Without changing a character, return the entries, but not the images they hold.

[Dataset rows]
## start

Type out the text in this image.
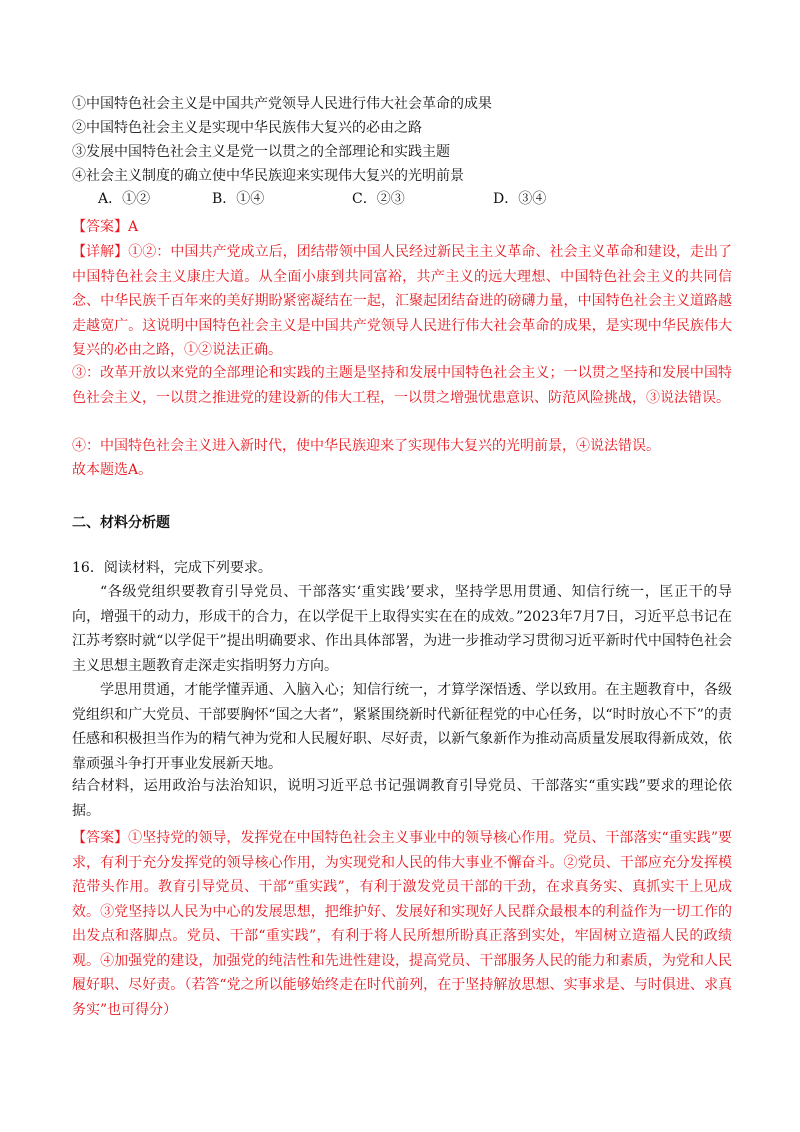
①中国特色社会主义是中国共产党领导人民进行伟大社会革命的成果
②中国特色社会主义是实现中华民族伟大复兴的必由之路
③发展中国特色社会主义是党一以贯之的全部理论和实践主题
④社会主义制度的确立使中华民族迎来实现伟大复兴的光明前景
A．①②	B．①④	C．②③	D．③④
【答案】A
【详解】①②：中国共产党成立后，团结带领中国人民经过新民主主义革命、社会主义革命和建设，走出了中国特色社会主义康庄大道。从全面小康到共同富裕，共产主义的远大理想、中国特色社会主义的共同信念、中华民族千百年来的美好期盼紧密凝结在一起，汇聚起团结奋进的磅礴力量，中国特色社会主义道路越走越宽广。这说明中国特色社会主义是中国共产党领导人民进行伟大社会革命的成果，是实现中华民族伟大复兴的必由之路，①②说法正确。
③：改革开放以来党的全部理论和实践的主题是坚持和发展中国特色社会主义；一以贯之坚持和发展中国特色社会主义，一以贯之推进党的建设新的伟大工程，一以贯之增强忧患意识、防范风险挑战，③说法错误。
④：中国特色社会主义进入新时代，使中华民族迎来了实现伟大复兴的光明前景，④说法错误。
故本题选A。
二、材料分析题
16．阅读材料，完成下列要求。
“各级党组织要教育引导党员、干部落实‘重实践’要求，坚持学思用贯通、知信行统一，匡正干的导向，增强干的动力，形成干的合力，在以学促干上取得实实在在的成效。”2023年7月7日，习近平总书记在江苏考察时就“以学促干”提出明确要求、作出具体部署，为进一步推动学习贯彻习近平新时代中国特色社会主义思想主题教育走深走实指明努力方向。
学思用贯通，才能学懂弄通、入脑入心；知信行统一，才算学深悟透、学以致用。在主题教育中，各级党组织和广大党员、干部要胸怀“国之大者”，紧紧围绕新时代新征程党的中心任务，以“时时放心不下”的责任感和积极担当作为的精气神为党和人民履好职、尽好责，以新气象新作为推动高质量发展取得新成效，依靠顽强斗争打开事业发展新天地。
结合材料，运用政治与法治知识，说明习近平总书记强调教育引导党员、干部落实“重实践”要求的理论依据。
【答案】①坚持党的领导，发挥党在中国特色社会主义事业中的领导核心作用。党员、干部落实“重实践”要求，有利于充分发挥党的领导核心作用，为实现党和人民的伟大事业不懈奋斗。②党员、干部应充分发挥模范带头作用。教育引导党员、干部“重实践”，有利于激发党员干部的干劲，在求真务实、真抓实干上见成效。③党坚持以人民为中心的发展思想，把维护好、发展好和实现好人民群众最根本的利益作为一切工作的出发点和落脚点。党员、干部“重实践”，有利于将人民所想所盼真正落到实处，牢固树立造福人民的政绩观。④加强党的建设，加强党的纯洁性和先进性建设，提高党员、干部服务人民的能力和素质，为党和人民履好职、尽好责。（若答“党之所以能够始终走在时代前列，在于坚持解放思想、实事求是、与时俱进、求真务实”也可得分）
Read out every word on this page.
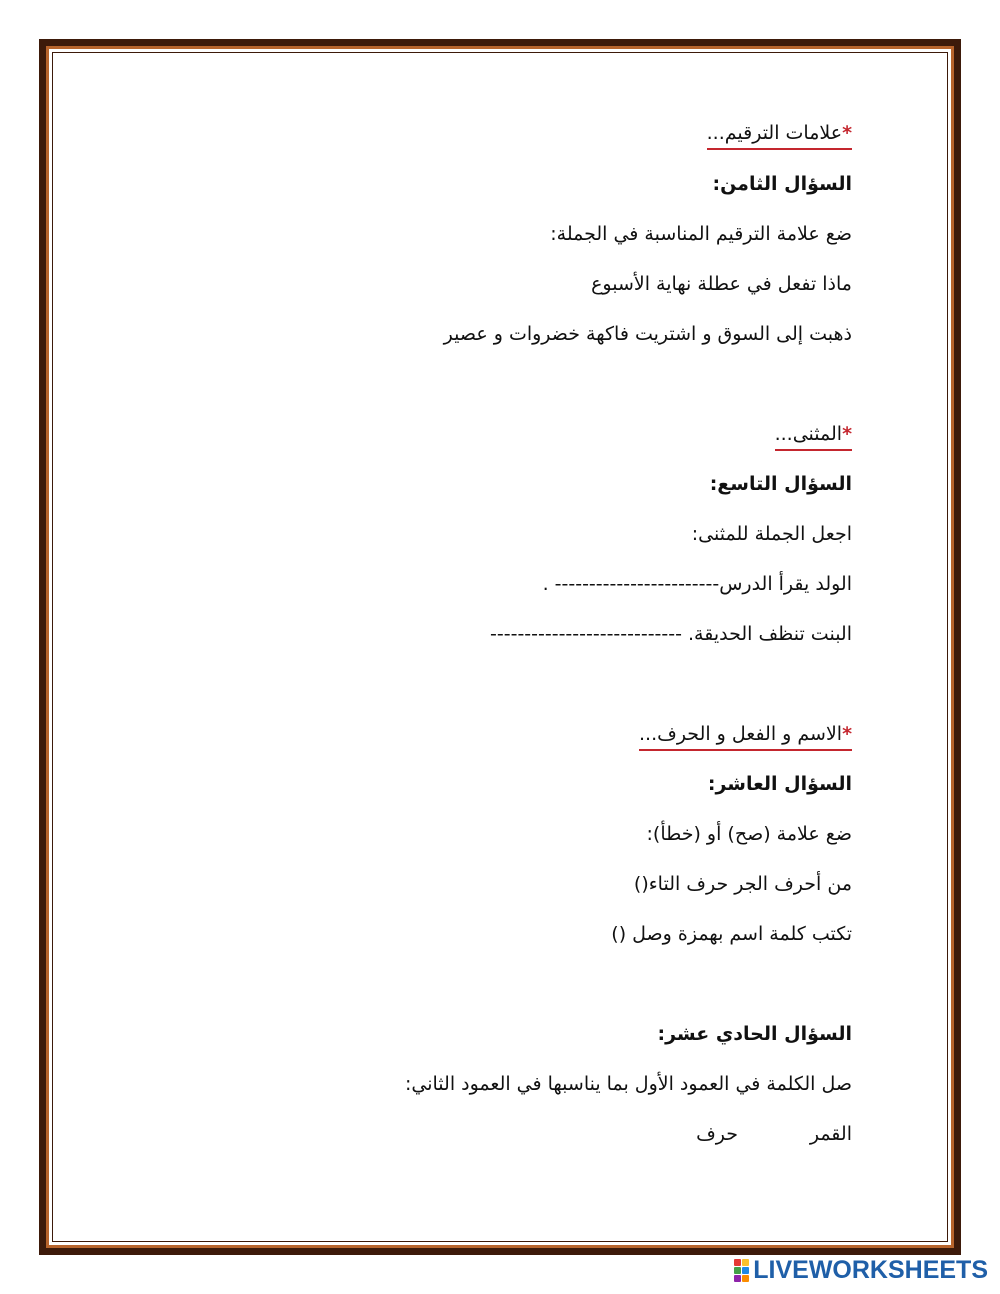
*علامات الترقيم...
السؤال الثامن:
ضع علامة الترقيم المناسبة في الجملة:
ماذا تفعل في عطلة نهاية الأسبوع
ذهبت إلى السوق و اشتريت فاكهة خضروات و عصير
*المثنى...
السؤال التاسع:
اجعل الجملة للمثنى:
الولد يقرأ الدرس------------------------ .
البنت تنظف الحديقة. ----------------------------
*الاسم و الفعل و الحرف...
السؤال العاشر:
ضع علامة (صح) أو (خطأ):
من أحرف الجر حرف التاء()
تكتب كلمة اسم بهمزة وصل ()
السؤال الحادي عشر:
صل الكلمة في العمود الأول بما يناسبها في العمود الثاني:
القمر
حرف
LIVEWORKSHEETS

## end

RESPONSE TO THIS EXERCISE –
Type out the text in this image.
①中国特色社会主义是中国共产党领导人民进行伟大社会革命的成果
②中国特色社会主义是实现中华民族伟大复兴的必由之路
③发展中国特色社会主义是党一以贯之的全部理论和实践主题
④社会主义制度的确立使中华民族迎来实现伟大复兴的光明前景
A．①②	B．①④	C．②③	D．③④
【答案】A
【详解】①②：中国共产党成立后，团结带领中国人民经过新民主主义革命、社会主义革命和建设，走出了中国特色社会主义康庄大道。从全面小康到共同富裕，共产主义的远大理想、中国特色社会主义的共同信念、中华民族千百年来的美好期盼紧密凝结在一起，汇聚起团结奋进的磅礴力量，中国特色社会主义道路越走越宽广。这说明中国特色社会主义是中国共产党领导人民进行伟大社会革命的成果，是实现中华民族伟大复兴的必由之路，①②说法正确。
③：改革开放以来党的全部理论和实践的主题是坚持和发展中国特色社会主义；一以贯之坚持和发展中国特色社会主义，一以贯之推进党的建设新的伟大工程，一以贯之增强忧患意识、防范风险挑战，③说法错误。
④：中国特色社会主义进入新时代，使中华民族迎来了实现伟大复兴的光明前景，④说法错误。
故本题选A。
二、材料分析题
16．阅读材料，完成下列要求。
“各级党组织要教育引导党员、干部落实‘重实践’要求，坚持学思用贯通、知信行统一，匡正干的导向，增强干的动力，形成干的合力，在以学促干上取得实实在在的成效。”2023年7月7日，习近平总书记在江苏考察时就“以学促干”提出明确要求、作出具体部署，为进一步推动学习贯彻习近平新时代中国特色社会主义思想主题教育走深走实指明努力方向。
学思用贯通，才能学懂弄通、入脑入心；知信行统一，才算学深悟透、学以致用。在主题教育中，各级党组织和广大党员、干部要胸怀“国之大者”，紧紧围绕新时代新征程党的中心任务，以“时时放心不下”的责任感和积极担当作为的精气神为党和人民履好职、尽好责，以新气象新作为推动高质量发展取得新成效，依靠顽强斗争打开事业发展新天地。
结合材料，运用政治与法治知识，说明习近平总书记强调教育引导党员、干部落实“重实践”要求的理论依据。
【答案】①坚持党的领导，发挥党在中国特色社会主义事业中的领导核心作用。党员、干部落实“重实践”要求，有利于充分发挥党的领导核心作用，为实现党和人民的伟大事业不懈奋斗。②党员、干部应充分发挥模范带头作用。教育引导党员、干部“重实践”，有利于激发党员干部的干劲，在求真务实、真抓实干上见成效。③党坚持以人民为中心的发展思想，把维护好、发展好和实现好人民群众最根本的利益作为一切工作的出发点和落脚点。党员、干部“重实践”，有利于将人民所想所盼真正落到实处，牢固树立造福人民的政绩观。④加强党的建设，加强党的纯洁性和先进性建设，提高党员、干部服务人民的能力和素质，为党和人民履好职、尽好责。（若答“党之所以能够始终走在时代前列，在于坚持解放思想、实事求是、与时俱进、求真务实”也可得分）
Read out every word on this page.
*علامات الترقيم...
السؤال الثامن:
ضع علامة الترقيم المناسبة في الجملة:
ماذا تفعل في عطلة نهاية الأسبوع
ذهبت إلى السوق و اشتريت فاكهة خضروات و عصير
*المثنى...
السؤال التاسع:
اجعل الجملة للمثنى:
الولد يقرأ الدرس------------------------ .
البنت تنظف الحديقة. ----------------------------
*الاسم و الفعل و الحرف...
السؤال العاشر:
ضع علامة (صح) أو (خطأ):
من أحرف الجر حرف التاء()
تكتب كلمة اسم بهمزة وصل ()
السؤال الحادي عشر:
صل الكلمة في العمود الأول بما يناسبها في العمود الثاني:
القمر
حرف
LIVEWORKSHEETS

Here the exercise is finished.